Set problem —
Output the data that follows exactly, line for line.

Input rows —
- - -

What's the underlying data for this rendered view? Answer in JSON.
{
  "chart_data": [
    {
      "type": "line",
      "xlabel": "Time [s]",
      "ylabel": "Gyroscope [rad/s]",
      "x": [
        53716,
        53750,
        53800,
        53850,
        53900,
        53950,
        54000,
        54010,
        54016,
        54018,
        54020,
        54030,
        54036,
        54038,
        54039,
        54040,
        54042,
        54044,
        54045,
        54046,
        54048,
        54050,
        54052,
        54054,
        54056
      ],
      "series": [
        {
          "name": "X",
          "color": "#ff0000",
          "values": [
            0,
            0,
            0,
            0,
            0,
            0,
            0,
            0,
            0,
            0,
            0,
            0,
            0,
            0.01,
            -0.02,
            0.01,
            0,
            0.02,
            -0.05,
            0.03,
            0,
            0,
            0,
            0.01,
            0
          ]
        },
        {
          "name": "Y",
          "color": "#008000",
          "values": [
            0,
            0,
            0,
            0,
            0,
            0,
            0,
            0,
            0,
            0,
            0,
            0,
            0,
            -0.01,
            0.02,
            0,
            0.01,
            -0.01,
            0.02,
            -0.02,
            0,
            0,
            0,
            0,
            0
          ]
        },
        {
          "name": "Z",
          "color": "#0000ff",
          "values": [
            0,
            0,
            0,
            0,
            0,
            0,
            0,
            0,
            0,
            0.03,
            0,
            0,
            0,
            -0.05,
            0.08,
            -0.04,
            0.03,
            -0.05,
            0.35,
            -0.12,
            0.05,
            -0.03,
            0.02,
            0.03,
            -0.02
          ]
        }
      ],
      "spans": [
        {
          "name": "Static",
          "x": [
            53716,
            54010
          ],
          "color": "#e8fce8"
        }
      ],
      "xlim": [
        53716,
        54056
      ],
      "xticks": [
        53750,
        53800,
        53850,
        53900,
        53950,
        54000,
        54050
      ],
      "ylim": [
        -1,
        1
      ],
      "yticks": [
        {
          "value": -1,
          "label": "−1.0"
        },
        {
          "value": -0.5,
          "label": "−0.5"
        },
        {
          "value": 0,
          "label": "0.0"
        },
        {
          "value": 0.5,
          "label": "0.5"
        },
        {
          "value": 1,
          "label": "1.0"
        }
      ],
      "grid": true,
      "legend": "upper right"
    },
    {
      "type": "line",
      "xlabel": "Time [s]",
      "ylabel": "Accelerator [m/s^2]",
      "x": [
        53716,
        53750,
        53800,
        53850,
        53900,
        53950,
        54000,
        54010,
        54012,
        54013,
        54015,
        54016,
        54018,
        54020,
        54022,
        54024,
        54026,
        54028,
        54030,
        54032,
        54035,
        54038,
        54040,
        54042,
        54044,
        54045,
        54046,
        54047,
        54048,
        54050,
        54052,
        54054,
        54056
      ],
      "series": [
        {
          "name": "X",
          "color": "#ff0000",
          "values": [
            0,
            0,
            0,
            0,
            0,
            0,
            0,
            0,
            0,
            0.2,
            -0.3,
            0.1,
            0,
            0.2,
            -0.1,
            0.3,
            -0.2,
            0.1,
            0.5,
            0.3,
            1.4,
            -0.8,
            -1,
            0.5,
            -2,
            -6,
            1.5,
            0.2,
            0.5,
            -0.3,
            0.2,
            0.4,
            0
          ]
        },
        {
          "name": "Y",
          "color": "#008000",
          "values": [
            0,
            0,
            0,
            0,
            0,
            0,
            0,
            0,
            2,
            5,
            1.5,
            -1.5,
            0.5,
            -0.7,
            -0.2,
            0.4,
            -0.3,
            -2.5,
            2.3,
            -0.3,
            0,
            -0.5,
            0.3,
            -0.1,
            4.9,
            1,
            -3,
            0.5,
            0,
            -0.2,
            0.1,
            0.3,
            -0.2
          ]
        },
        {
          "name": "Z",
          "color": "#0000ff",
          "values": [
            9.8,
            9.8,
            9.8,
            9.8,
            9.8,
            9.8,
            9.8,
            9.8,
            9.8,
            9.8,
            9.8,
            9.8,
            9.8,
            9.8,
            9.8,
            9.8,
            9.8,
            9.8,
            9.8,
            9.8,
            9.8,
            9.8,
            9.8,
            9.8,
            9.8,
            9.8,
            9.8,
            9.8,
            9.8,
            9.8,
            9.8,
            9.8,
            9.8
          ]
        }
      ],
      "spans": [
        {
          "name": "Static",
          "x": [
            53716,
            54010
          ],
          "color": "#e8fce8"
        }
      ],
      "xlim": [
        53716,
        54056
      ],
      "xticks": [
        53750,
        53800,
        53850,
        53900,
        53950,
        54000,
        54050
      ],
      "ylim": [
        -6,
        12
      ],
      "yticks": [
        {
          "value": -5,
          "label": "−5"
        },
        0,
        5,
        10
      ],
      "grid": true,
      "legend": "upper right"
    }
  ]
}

- - -

Exercise answer —
What's the underlying data for this rendered view? Answer in JSON.
{
  "chart_data": [
    {
      "type": "line",
      "xlabel": "Time [s]",
      "ylabel": "Gyroscope [rad/s]",
      "x": [
        53716,
        53750,
        53800,
        53850,
        53900,
        53950,
        54000,
        54010,
        54016,
        54018,
        54020,
        54030,
        54036,
        54038,
        54039,
        54040,
        54042,
        54044,
        54045,
        54046,
        54048,
        54050,
        54052,
        54054,
        54056
      ],
      "series": [
        {
          "name": "X",
          "color": "#ff0000",
          "values": [
            0,
            0,
            0,
            0,
            0,
            0,
            0,
            0,
            0,
            0,
            0,
            0,
            0,
            0.01,
            -0.02,
            0.01,
            0,
            0.02,
            -0.05,
            0.03,
            0,
            0,
            0,
            0.01,
            0
          ]
        },
        {
          "name": "Y",
          "color": "#008000",
          "values": [
            0,
            0,
            0,
            0,
            0,
            0,
            0,
            0,
            0,
            0,
            0,
            0,
            0,
            -0.01,
            0.02,
            0,
            0.01,
            -0.01,
            0.02,
            -0.02,
            0,
            0,
            0,
            0,
            0
          ]
        },
        {
          "name": "Z",
          "color": "#0000ff",
          "values": [
            0,
            0,
            0,
            0,
            0,
            0,
            0,
            0,
            0,
            0.03,
            0,
            0,
            0,
            -0.05,
            0.08,
            -0.04,
            0.03,
            -0.05,
            0.35,
            -0.12,
            0.05,
            -0.03,
            0.02,
            0.03,
            -0.02
          ]
        }
      ],
      "spans": [
        {
          "name": "Static",
          "x": [
            53716,
            54010
          ],
          "color": "#e8fce8"
        }
      ],
      "xlim": [
        53716,
        54056
      ],
      "xticks": [
        53750,
        53800,
        53850,
        53900,
        53950,
        54000,
        54050
      ],
      "ylim": [
        -1,
        1
      ],
      "yticks": [
        {
          "value": -1,
          "label": "−1.0"
        },
        {
          "value": -0.5,
          "label": "−0.5"
        },
        {
          "value": 0,
          "label": "0.0"
        },
        {
          "value": 0.5,
          "label": "0.5"
        },
        {
          "value": 1,
          "label": "1.0"
        }
      ],
      "grid": true,
      "legend": "upper right"
    },
    {
      "type": "line",
      "xlabel": "Time [s]",
      "ylabel": "Accelerator [m/s^2]",
      "x": [
        53716,
        53750,
        53800,
        53850,
        53900,
        53950,
        54000,
        54010,
        54012,
        54013,
        54015,
        54016,
        54018,
        54020,
        54022,
        54024,
        54026,
        54028,
        54030,
        54032,
        54035,
        54038,
        54040,
        54042,
        54044,
        54045,
        54046,
        54047,
        54048,
        54050,
        54052,
        54054,
        54056
      ],
      "series": [
        {
          "name": "X",
          "color": "#ff0000",
          "values": [
            0,
            0,
            0,
            0,
            0,
            0,
            0,
            0,
            0,
            0.2,
            -0.3,
            0.1,
            0,
            0.2,
            -0.1,
            0.3,
            -0.2,
            0.1,
            0.5,
            0.3,
            1.4,
            -0.8,
            -1,
            0.5,
            -2,
            -6,
            1.5,
            0.2,
            0.5,
            -0.3,
            0.2,
            0.4,
            0
          ]
        },
        {
          "name": "Y",
          "color": "#008000",
          "values": [
            0,
            0,
            0,
            0,
            0,
            0,
            0,
            0,
            2,
            5,
            1.5,
            -1.5,
            0.5,
            -0.7,
            -0.2,
            0.4,
            -0.3,
            -2.5,
            2.3,
            -0.3,
            0,
            -0.5,
            0.3,
            -0.1,
            4.9,
            1,
            -3,
            0.5,
            0,
            -0.2,
            0.1,
            0.3,
            -0.2
          ]
        },
        {
          "name": "Z",
          "color": "#0000ff",
          "values": [
            9.8,
            9.8,
            9.8,
            9.8,
            9.8,
            9.8,
            9.8,
            9.8,
            9.8,
            9.8,
            9.8,
            9.8,
            9.8,
            9.8,
            9.8,
            9.8,
            9.8,
            9.8,
            9.8,
            9.8,
            9.8,
            9.8,
            9.8,
            9.8,
            9.8,
            9.8,
            9.8,
            9.8,
            9.8,
            9.8,
            9.8,
            9.8,
            9.8
          ]
        }
      ],
      "spans": [
        {
          "name": "Static",
          "x": [
            53716,
            54010
          ],
          "color": "#e8fce8"
        }
      ],
      "xlim": [
        53716,
        54056
      ],
      "xticks": [
        53750,
        53800,
        53850,
        53900,
        53950,
        54000,
        54050
      ],
      "ylim": [
        -6,
        12
      ],
      "yticks": [
        {
          "value": -5,
          "label": "−5"
        },
        0,
        5,
        10
      ],
      "grid": true,
      "legend": "upper right"
    }
  ]
}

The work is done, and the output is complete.